Give a faithful, exact copy of all entries, minus the images.

*** Begin section ***

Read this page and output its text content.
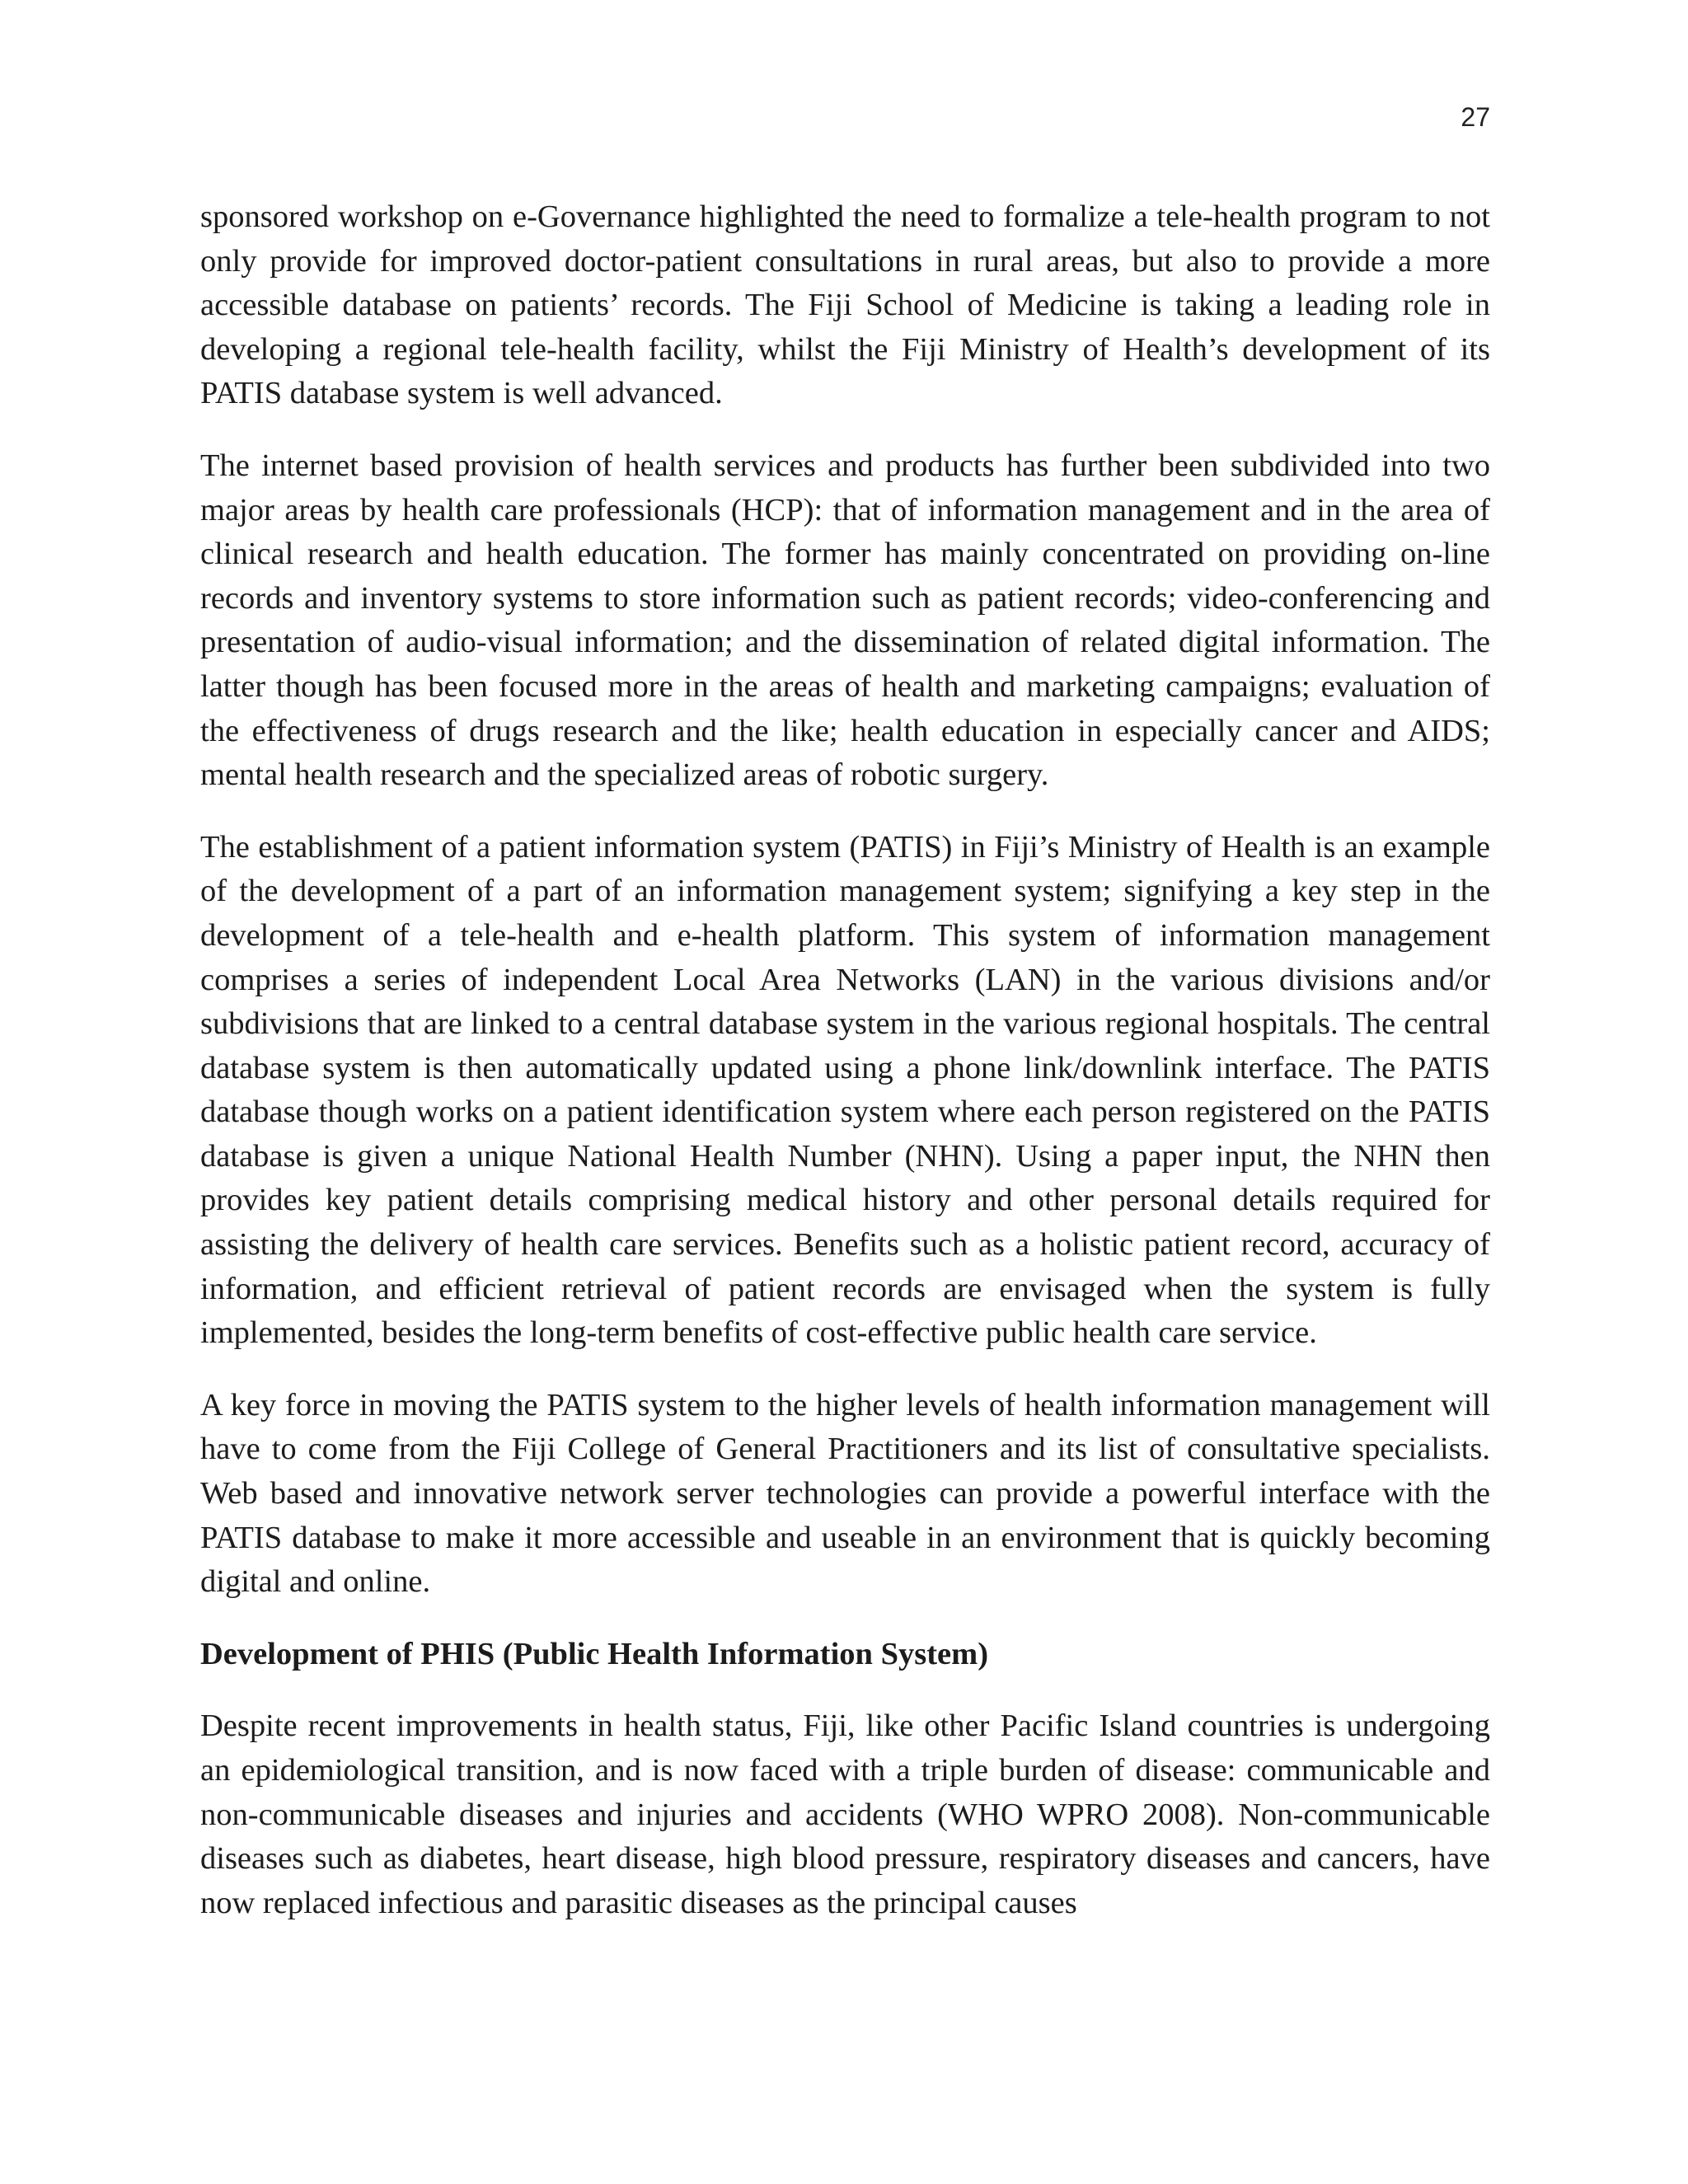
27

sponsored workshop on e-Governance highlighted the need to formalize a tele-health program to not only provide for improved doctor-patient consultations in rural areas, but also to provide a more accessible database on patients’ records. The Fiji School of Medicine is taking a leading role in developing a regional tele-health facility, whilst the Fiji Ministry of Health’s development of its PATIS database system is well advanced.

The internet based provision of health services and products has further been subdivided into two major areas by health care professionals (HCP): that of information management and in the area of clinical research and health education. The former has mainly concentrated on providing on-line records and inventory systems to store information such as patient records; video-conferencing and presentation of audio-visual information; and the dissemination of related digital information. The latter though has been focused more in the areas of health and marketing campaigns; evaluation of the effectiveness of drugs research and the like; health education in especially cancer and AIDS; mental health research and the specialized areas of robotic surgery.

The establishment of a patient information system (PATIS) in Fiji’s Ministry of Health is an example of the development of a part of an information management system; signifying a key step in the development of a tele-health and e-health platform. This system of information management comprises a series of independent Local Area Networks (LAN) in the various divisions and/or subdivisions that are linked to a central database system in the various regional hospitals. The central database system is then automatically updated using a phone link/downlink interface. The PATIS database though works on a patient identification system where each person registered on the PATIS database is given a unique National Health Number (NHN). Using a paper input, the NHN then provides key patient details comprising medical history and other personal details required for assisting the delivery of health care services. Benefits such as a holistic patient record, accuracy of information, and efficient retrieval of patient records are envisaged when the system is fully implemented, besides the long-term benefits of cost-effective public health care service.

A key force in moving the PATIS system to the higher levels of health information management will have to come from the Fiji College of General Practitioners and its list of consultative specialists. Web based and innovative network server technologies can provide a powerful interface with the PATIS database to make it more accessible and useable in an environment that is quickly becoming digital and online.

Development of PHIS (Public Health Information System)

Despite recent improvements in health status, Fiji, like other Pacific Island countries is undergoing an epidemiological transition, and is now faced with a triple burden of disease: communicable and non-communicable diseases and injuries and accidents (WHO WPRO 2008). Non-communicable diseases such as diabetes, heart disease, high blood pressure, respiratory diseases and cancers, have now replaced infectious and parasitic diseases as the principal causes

*** End section ***

§ **Output for this exercise**
Read this page and output its text content.
27

sponsored workshop on e-Governance highlighted the need to formalize a tele-health program to not only provide for improved doctor-patient consultations in rural areas, but also to provide a more accessible database on patients’ records. The Fiji School of Medicine is taking a leading role in developing a regional tele-health facility, whilst the Fiji Ministry of Health’s development of its PATIS database system is well advanced.

The internet based provision of health services and products has further been subdivided into two major areas by health care professionals (HCP): that of information management and in the area of clinical research and health education. The former has mainly concentrated on providing on-line records and inventory systems to store information such as patient records; video-conferencing and presentation of audio-visual information; and the dissemination of related digital information. The latter though has been focused more in the areas of health and marketing campaigns; evaluation of the effectiveness of drugs research and the like; health education in especially cancer and AIDS; mental health research and the specialized areas of robotic surgery.

The establishment of a patient information system (PATIS) in Fiji’s Ministry of Health is an example of the development of a part of an information management system; signifying a key step in the development of a tele-health and e-health platform. This system of information management comprises a series of independent Local Area Networks (LAN) in the various divisions and/or subdivisions that are linked to a central database system in the various regional hospitals. The central database system is then automatically updated using a phone link/downlink interface. The PATIS database though works on a patient identification system where each person registered on the PATIS database is given a unique National Health Number (NHN). Using a paper input, the NHN then provides key patient details comprising medical history and other personal details required for assisting the delivery of health care services. Benefits such as a holistic patient record, accuracy of information, and efficient retrieval of patient records are envisaged when the system is fully implemented, besides the long-term benefits of cost-effective public health care service.

A key force in moving the PATIS system to the higher levels of health information management will have to come from the Fiji College of General Practitioners and its list of consultative specialists. Web based and innovative network server technologies can provide a powerful interface with the PATIS database to make it more accessible and useable in an environment that is quickly becoming digital and online.

Development of PHIS (Public Health Information System)

Despite recent improvements in health status, Fiji, like other Pacific Island countries is undergoing an epidemiological transition, and is now faced with a triple burden of disease: communicable and non-communicable diseases and injuries and accidents (WHO WPRO 2008). Non-communicable diseases such as diabetes, heart disease, high blood pressure, respiratory diseases and cancers, have now replaced infectious and parasitic diseases as the principal causes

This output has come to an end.